Stored dataset items:
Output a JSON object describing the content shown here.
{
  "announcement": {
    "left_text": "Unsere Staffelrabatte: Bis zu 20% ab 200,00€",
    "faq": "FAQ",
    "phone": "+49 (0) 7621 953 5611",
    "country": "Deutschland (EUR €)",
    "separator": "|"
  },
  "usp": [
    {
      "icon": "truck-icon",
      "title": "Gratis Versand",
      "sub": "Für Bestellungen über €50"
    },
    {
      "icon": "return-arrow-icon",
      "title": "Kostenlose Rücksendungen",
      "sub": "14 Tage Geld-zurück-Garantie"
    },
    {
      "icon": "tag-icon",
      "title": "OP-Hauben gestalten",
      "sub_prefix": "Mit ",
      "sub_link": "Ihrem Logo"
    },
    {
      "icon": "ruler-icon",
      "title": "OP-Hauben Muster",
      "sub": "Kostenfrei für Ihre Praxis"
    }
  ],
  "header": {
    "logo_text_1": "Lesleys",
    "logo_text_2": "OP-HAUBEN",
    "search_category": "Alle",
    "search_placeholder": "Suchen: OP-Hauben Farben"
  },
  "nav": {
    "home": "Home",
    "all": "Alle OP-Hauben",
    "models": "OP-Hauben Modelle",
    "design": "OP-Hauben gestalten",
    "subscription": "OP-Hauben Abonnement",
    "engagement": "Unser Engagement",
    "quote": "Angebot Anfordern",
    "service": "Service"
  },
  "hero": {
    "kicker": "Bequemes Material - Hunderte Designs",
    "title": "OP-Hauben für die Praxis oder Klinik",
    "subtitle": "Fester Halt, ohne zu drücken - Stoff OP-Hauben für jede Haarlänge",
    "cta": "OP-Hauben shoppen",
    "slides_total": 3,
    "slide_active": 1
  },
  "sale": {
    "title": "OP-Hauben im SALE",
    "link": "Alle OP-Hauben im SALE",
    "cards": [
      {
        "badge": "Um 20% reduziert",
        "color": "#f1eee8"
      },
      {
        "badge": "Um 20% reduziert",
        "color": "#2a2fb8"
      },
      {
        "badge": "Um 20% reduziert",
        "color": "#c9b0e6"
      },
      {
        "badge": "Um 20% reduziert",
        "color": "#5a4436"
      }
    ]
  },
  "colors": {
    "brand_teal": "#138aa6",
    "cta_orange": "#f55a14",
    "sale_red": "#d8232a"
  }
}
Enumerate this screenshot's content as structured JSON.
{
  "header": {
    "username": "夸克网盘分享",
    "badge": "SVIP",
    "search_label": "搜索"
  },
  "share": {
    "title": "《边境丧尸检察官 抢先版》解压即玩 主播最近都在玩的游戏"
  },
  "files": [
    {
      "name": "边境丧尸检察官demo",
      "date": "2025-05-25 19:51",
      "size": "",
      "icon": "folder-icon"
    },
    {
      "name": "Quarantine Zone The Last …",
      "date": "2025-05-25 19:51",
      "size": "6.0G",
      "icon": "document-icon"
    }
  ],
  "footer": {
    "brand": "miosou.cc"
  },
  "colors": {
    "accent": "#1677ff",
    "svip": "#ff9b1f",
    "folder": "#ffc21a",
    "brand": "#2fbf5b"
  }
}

(Task directions): Without leaving anything out, give the entries again exactly.

(Answer for this exercise):
Output a JSON object describing the content shown here.
{
  "announcement": {
    "left_text": "Unsere Staffelrabatte: Bis zu 20% ab 200,00€",
    "faq": "FAQ",
    "phone": "+49 (0) 7621 953 5611",
    "country": "Deutschland (EUR €)",
    "separator": "|"
  },
  "usp": [
    {
      "icon": "truck-icon",
      "title": "Gratis Versand",
      "sub": "Für Bestellungen über €50"
    },
    {
      "icon": "return-arrow-icon",
      "title": "Kostenlose Rücksendungen",
      "sub": "14 Tage Geld-zurück-Garantie"
    },
    {
      "icon": "tag-icon",
      "title": "OP-Hauben gestalten",
      "sub_prefix": "Mit ",
      "sub_link": "Ihrem Logo"
    },
    {
      "icon": "ruler-icon",
      "title": "OP-Hauben Muster",
      "sub": "Kostenfrei für Ihre Praxis"
    }
  ],
  "header": {
    "logo_text_1": "Lesleys",
    "logo_text_2": "OP-HAUBEN",
    "search_category": "Alle",
    "search_placeholder": "Suchen: OP-Hauben Farben"
  },
  "nav": {
    "home": "Home",
    "all": "Alle OP-Hauben",
    "models": "OP-Hauben Modelle",
    "design": "OP-Hauben gestalten",
    "subscription": "OP-Hauben Abonnement",
    "engagement": "Unser Engagement",
    "quote": "Angebot Anfordern",
    "service": "Service"
  },
  "hero": {
    "kicker": "Bequemes Material - Hunderte Designs",
    "title": "OP-Hauben für die Praxis oder Klinik",
    "subtitle": "Fester Halt, ohne zu drücken - Stoff OP-Hauben für jede Haarlänge",
    "cta": "OP-Hauben shoppen",
    "slides_total": 3,
    "slide_active": 1
  },
  "sale": {
    "title": "OP-Hauben im SALE",
    "link": "Alle OP-Hauben im SALE",
    "cards": [
      {
        "badge": "Um 20% reduziert",
        "color": "#f1eee8"
      },
      {
        "badge": "Um 20% reduziert",
        "color": "#2a2fb8"
      },
      {
        "badge": "Um 20% reduziert",
        "color": "#c9b0e6"
      },
      {
        "badge": "Um 20% reduziert",
        "color": "#5a4436"
      }
    ]
  },
  "colors": {
    "brand_teal": "#138aa6",
    "cta_orange": "#f55a14",
    "sale_red": "#d8232a"
  }
}
Enumerate this screenshot's content as structured JSON.
{
  "header": {
    "username": "夸克网盘分享",
    "badge": "SVIP",
    "search_label": "搜索"
  },
  "share": {
    "title": "《边境丧尸检察官 抢先版》解压即玩 主播最近都在玩的游戏"
  },
  "files": [
    {
      "name": "边境丧尸检察官demo",
      "date": "2025-05-25 19:51",
      "size": "",
      "icon": "folder-icon"
    },
    {
      "name": "Quarantine Zone The Last …",
      "date": "2025-05-25 19:51",
      "size": "6.0G",
      "icon": "document-icon"
    }
  ],
  "footer": {
    "brand": "miosou.cc"
  },
  "colors": {
    "accent": "#1677ff",
    "svip": "#ff9b1f",
    "folder": "#ffc21a",
    "brand": "#2fbf5b"
  }
}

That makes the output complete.